Start

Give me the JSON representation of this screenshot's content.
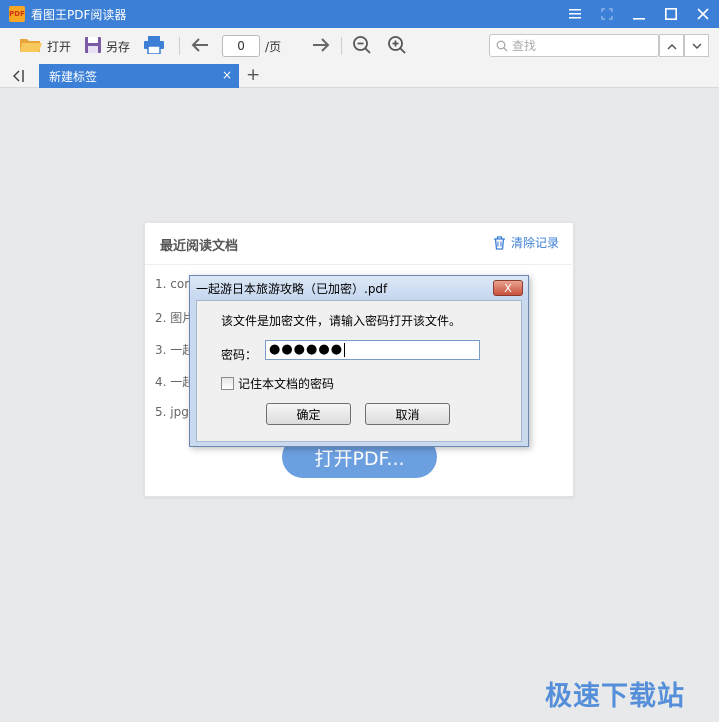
{
  "window": {
    "app_logo_text": "PDF",
    "title": "看图王PDF阅读器",
    "controls": [
      "menu-icon",
      "restore-dim-icon",
      "minimize-icon",
      "maximize-icon",
      "close-icon"
    ]
  },
  "toolbar": {
    "open_label": "打开",
    "save_as_label": "另存",
    "page_input_value": "0",
    "page_suffix": "/页",
    "search_placeholder": "查找",
    "icons": [
      "folder-icon",
      "save-icon",
      "print-icon",
      "prev-page-icon",
      "next-page-icon",
      "zoom-out-icon",
      "zoom-in-icon",
      "search-icon",
      "chevron-up-icon",
      "chevron-down-icon"
    ]
  },
  "tabs": {
    "active_label": "新建标签",
    "close_glyph": "×",
    "add_glyph": "+",
    "collapse_glyph": "<|"
  },
  "recent": {
    "title": "最近阅读文档",
    "clear_label": "清除记录",
    "items": [
      "1. com",
      "2. 图片",
      "3. 一起",
      "4. 一起",
      "5. jpgt"
    ],
    "open_button_label": "打开PDF..."
  },
  "dialog": {
    "title": "一起游日本旅游攻略（已加密）.pdf",
    "close_glyph": "X",
    "message": "该文件是加密文件，请输入密码打开该文件。",
    "password_label": "密码：",
    "password_value": "●●●●●●",
    "remember_label": "记住本文档的密码",
    "remember_checked": false,
    "ok_label": "确定",
    "cancel_label": "取消"
  },
  "watermark": "极速下载站",
  "colors": {
    "accent": "#3c7fd6",
    "background": "#e8e9eb",
    "dialog_frame": "#c9d9ee"
  }
}
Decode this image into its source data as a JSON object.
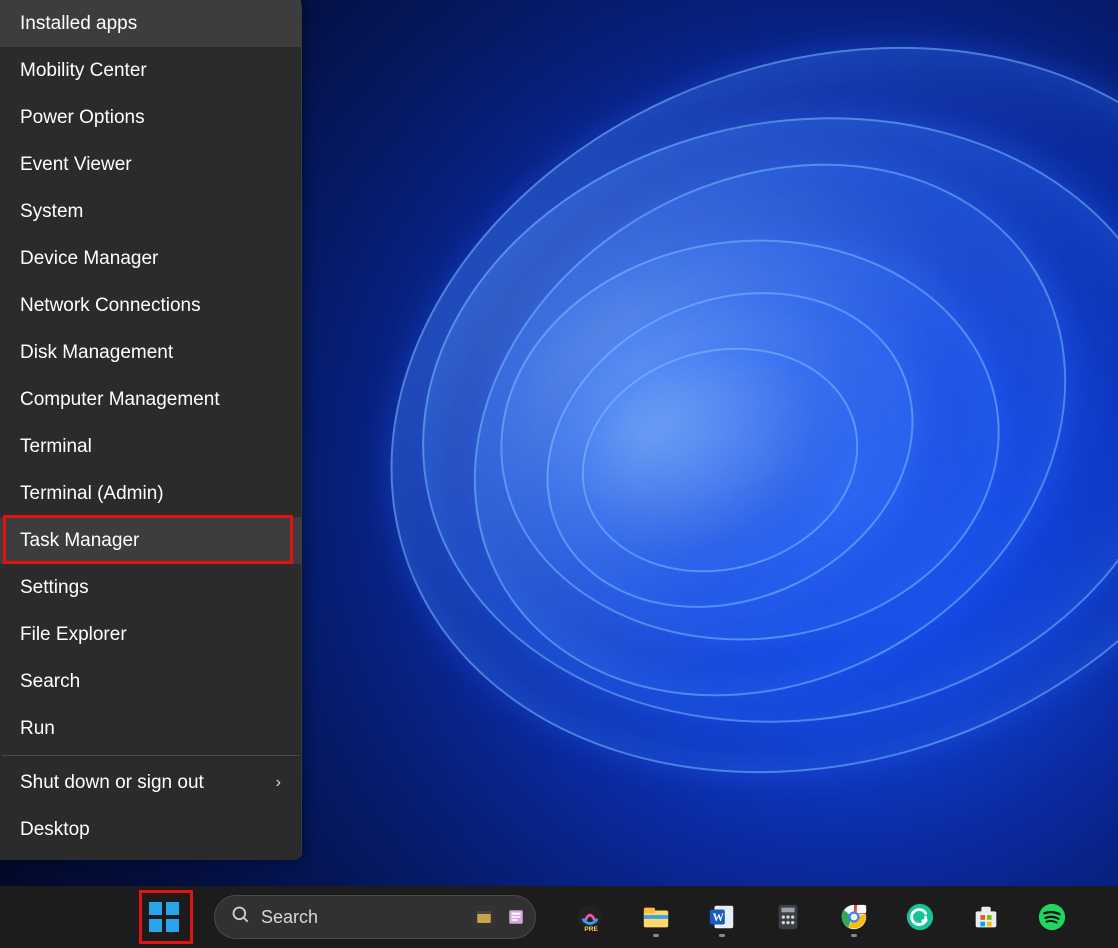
{
  "menu": {
    "items": [
      {
        "label": "Installed apps"
      },
      {
        "label": "Mobility Center"
      },
      {
        "label": "Power Options"
      },
      {
        "label": "Event Viewer"
      },
      {
        "label": "System"
      },
      {
        "label": "Device Manager"
      },
      {
        "label": "Network Connections"
      },
      {
        "label": "Disk Management"
      },
      {
        "label": "Computer Management"
      },
      {
        "label": "Terminal"
      },
      {
        "label": "Terminal (Admin)"
      },
      {
        "label": "Task Manager",
        "highlighted": true,
        "hovered": true
      },
      {
        "label": "Settings"
      },
      {
        "label": "File Explorer"
      },
      {
        "label": "Search"
      },
      {
        "label": "Run"
      },
      {
        "separator": true
      },
      {
        "label": "Shut down or sign out",
        "submenu": true
      },
      {
        "label": "Desktop"
      }
    ]
  },
  "taskbar": {
    "start_highlighted": true,
    "search_label": "Search",
    "search_minis": [
      "clapper-icon",
      "news-icon"
    ],
    "apps": [
      {
        "name": "copilot-icon",
        "running": false
      },
      {
        "name": "file-explorer-icon",
        "running": true
      },
      {
        "name": "word-icon",
        "running": true
      },
      {
        "name": "calculator-icon",
        "running": false
      },
      {
        "name": "chrome-icon",
        "running": true
      },
      {
        "name": "grammarly-icon",
        "running": false
      },
      {
        "name": "microsoft-store-icon",
        "running": false
      },
      {
        "name": "spotify-icon",
        "running": false
      }
    ]
  }
}
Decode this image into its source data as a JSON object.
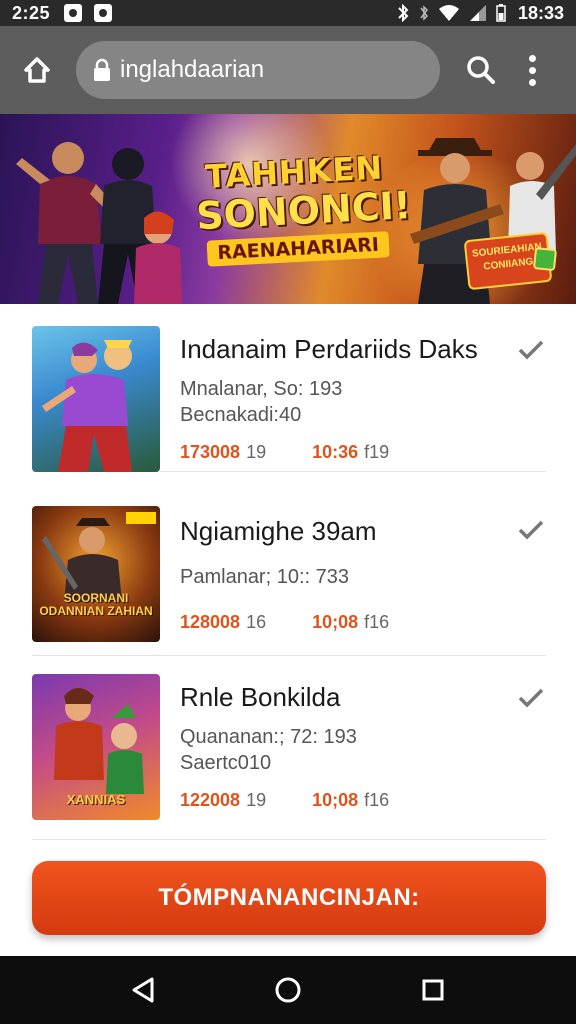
{
  "status_bar": {
    "time": "2:25",
    "clock": "18:33"
  },
  "browser": {
    "url": "inglahdaarian"
  },
  "banner": {
    "title_line1": "TAHHKEN",
    "title_line2": "SONONCI!",
    "subtitle": "RAENAHARIARI",
    "badge": "SOURIEAHIAN CONIIANG"
  },
  "items": [
    {
      "title": "Indanaim Perdariids Daks",
      "line1": "Mnalanar, So: 193",
      "line2": "Becnakadi:40",
      "price_a": "173008",
      "price_b": "19",
      "price_c": "10:36",
      "price_d": "f19"
    },
    {
      "title": "Ngiamighe 39am",
      "line1": "Pamlanar; 10:: 733",
      "line2": "",
      "price_a": "128008",
      "price_b": "16",
      "price_c": "10;08",
      "price_d": "f16",
      "thumb_text": "SOORNANI ODANNIAN ZAHIAN"
    },
    {
      "title": "Rnle Bonkilda",
      "line1": "Quananan:; 72: 193",
      "line2": "Saertc010",
      "price_a": "122008",
      "price_b": "19",
      "price_c": "10;08",
      "price_d": "f16",
      "thumb_text": "XANNIAS"
    }
  ],
  "cta": {
    "label": "TÓMPNANANCINJAN:"
  },
  "colors": {
    "accent": "#e0531c",
    "toolbar": "#5d5d5d",
    "status": "#2a2a2a"
  }
}
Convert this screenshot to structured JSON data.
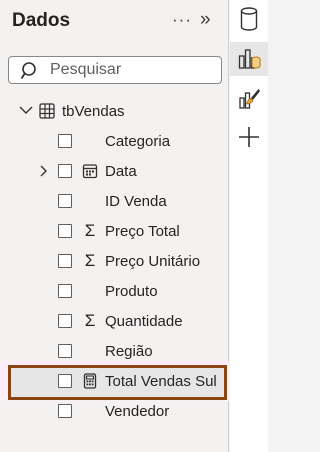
{
  "pane": {
    "title": "Dados",
    "more_icon": "ellipsis-icon",
    "collapse_icon": "double-chevron-right-icon"
  },
  "search": {
    "placeholder": "Pesquisar",
    "value": ""
  },
  "table": {
    "name": "tbVendas",
    "expanded": true,
    "fields": [
      {
        "label": "Categoria",
        "icon": "",
        "expandable": false,
        "checked": false
      },
      {
        "label": "Data",
        "icon": "calendar-icon",
        "expandable": true,
        "checked": false
      },
      {
        "label": "ID Venda",
        "icon": "",
        "expandable": false,
        "checked": false
      },
      {
        "label": "Preço Total",
        "icon": "sigma-icon",
        "expandable": false,
        "checked": false
      },
      {
        "label": "Preço Unitário",
        "icon": "sigma-icon",
        "expandable": false,
        "checked": false
      },
      {
        "label": "Produto",
        "icon": "",
        "expandable": false,
        "checked": false
      },
      {
        "label": "Quantidade",
        "icon": "sigma-icon",
        "expandable": false,
        "checked": false
      },
      {
        "label": "Região",
        "icon": "",
        "expandable": false,
        "checked": false
      },
      {
        "label": "Total Vendas Sul",
        "icon": "calculator-icon",
        "expandable": false,
        "checked": false,
        "highlighted": true
      },
      {
        "label": "Vendedor",
        "icon": "",
        "expandable": false,
        "checked": false
      }
    ]
  },
  "rail": {
    "buttons": [
      {
        "icon": "database-icon",
        "active": false
      },
      {
        "icon": "build-visual-icon",
        "active": true
      },
      {
        "icon": "format-brush-icon",
        "active": false
      },
      {
        "icon": "plus-icon",
        "active": false
      }
    ]
  },
  "colors": {
    "highlight_border": "#8b4513",
    "highlight_glow": "#fdeefc",
    "accent_orange": "#e8a33d"
  }
}
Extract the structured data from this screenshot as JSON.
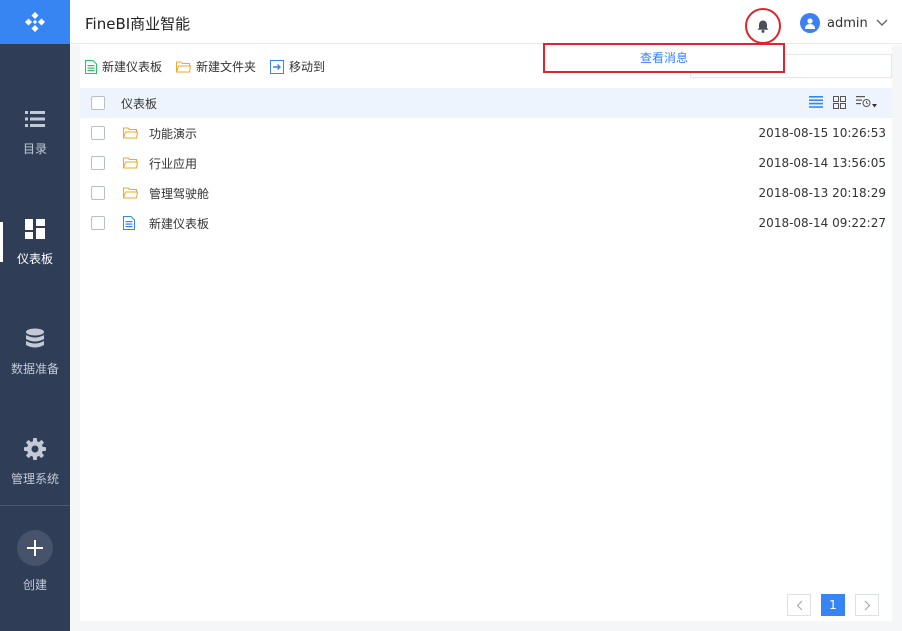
{
  "app": {
    "title": "FineBI商业智能"
  },
  "sidebar": {
    "items": [
      {
        "label": "目录",
        "icon": "list-icon"
      },
      {
        "label": "仪表板",
        "icon": "dashboard-icon"
      },
      {
        "label": "数据准备",
        "icon": "database-icon"
      },
      {
        "label": "管理系统",
        "icon": "gear-icon"
      }
    ],
    "create_label": "创建"
  },
  "header": {
    "user": "admin",
    "popup_label": "查看消息"
  },
  "toolbar": {
    "new_dashboard": "新建仪表板",
    "new_folder": "新建文件夹",
    "move_to": "移动到"
  },
  "list": {
    "header_label": "仪表板",
    "rows": [
      {
        "name": "功能演示",
        "type": "folder",
        "time": "2018-08-15 10:26:53"
      },
      {
        "name": "行业应用",
        "type": "folder",
        "time": "2018-08-14 13:56:05"
      },
      {
        "name": "管理驾驶舱",
        "type": "folder",
        "time": "2018-08-13 20:18:29"
      },
      {
        "name": "新建仪表板",
        "type": "dashboard",
        "time": "2018-08-14 09:22:27"
      }
    ]
  },
  "pager": {
    "current": "1"
  },
  "colors": {
    "accent": "#3685f2",
    "sidebar": "#2f3d57",
    "highlight": "#e0242b",
    "folder": "#f5a623",
    "green": "#2bbf6a"
  }
}
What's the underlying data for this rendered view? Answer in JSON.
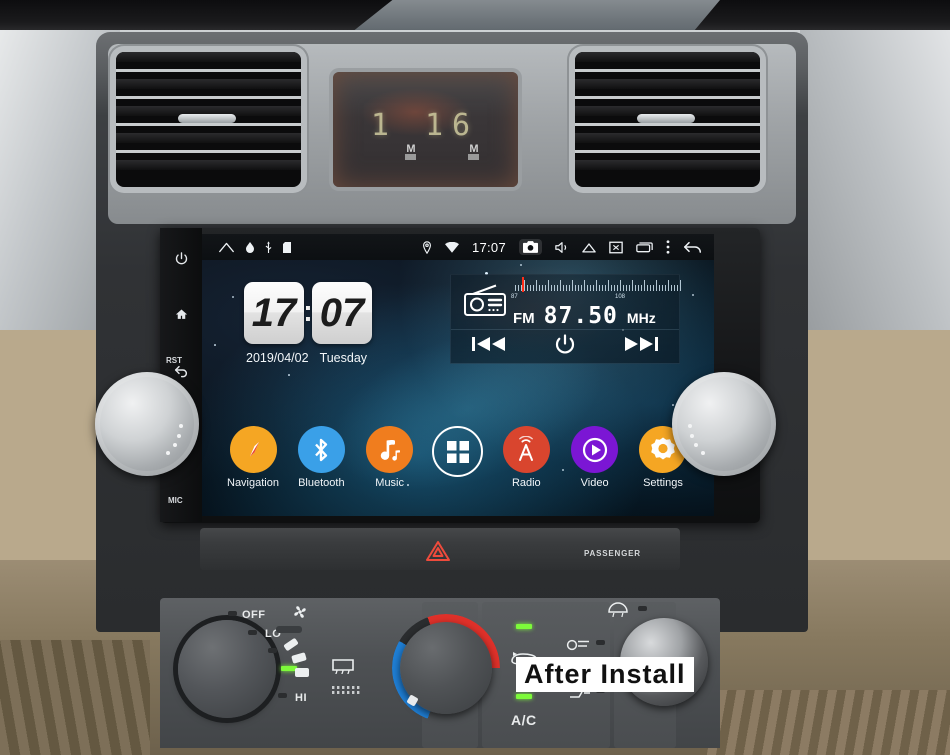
{
  "scene": {
    "title": "Car dashboard with Android head unit installed",
    "watermark": "After Install"
  },
  "dashboard": {
    "clock_pod": {
      "digits": "1 16",
      "marker_left": "M",
      "marker_right": "M"
    },
    "vent_left_name": "air-vent-left",
    "vent_right_name": "air-vent-right",
    "hazard_label": "",
    "passenger_label": "PASSENGER"
  },
  "headunit": {
    "bezel_buttons": [
      {
        "name": "power-button",
        "glyph": "⏻"
      },
      {
        "name": "home-button",
        "glyph": "⌂"
      },
      {
        "name": "back-button",
        "glyph": "↩"
      }
    ],
    "reset_label": "RST",
    "mic_label": "MIC",
    "knob_left_name": "volume-knob-left",
    "knob_right_name": "tune-knob-right"
  },
  "statusbar": {
    "left_icons": [
      "home-icon",
      "dot-icon",
      "usb-icon",
      "sdcard-icon"
    ],
    "location_icon": "location-pin-icon",
    "wifi_icon": "wifi-icon",
    "clock": "17:07",
    "camera_icon": "camera-icon",
    "volume_icon": "volume-icon",
    "eject_icon": "eject-icon",
    "screenshot_icon": "screenshot-icon",
    "recents_icon": "recents-icon",
    "menu_icon": "overflow-menu-icon",
    "back_icon": "back-arrow-icon"
  },
  "clock_widget": {
    "hours": "17",
    "minutes": "07",
    "date": "2019/04/02",
    "weekday": "Tuesday"
  },
  "radio_widget": {
    "icon": "radio-icon",
    "band": "FM",
    "frequency": "87.50",
    "unit": "MHz",
    "scale_min": "87",
    "scale_max": "108",
    "prev_label": "◀◀",
    "power_label": "⏻",
    "next_label": "▶▶"
  },
  "dock": {
    "apps": [
      {
        "label": "Navigation",
        "icon": "compass-icon",
        "color": "#f5a623"
      },
      {
        "label": "Bluetooth",
        "icon": "bluetooth-icon",
        "color": "#3aa0e8"
      },
      {
        "label": "Music",
        "icon": "music-note-icon",
        "color": "#f07d1e"
      },
      {
        "label": "",
        "icon": "apps-grid-icon",
        "color": "transparent"
      },
      {
        "label": "Radio",
        "icon": "radio-tower-icon",
        "color": "#d9452e"
      },
      {
        "label": "Video",
        "icon": "play-icon",
        "color": "#7b16d4"
      },
      {
        "label": "Settings",
        "icon": "gear-icon",
        "color": "#f5a623"
      }
    ]
  },
  "climate": {
    "fan_off": "OFF",
    "fan_lo": "LO",
    "fan_hi": "HI",
    "fan_icon": "fan-icon",
    "rear_defrost_icon": "rear-defrost-icon",
    "recirculate_icon": "recirculate-icon",
    "ac_label": "A/C",
    "mode_icons": [
      "face-vent-icon",
      "face-feet-icon",
      "feet-icon",
      "defrost-icon"
    ]
  }
}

End

- Aim of the exercise -
Pick out the lines containing the word "chevron" and show them.

- Completed exercise -
      "chevron-up-icon",
      "chevron-down-icon"
    "collapse_icon": "double-chevron-right-icon"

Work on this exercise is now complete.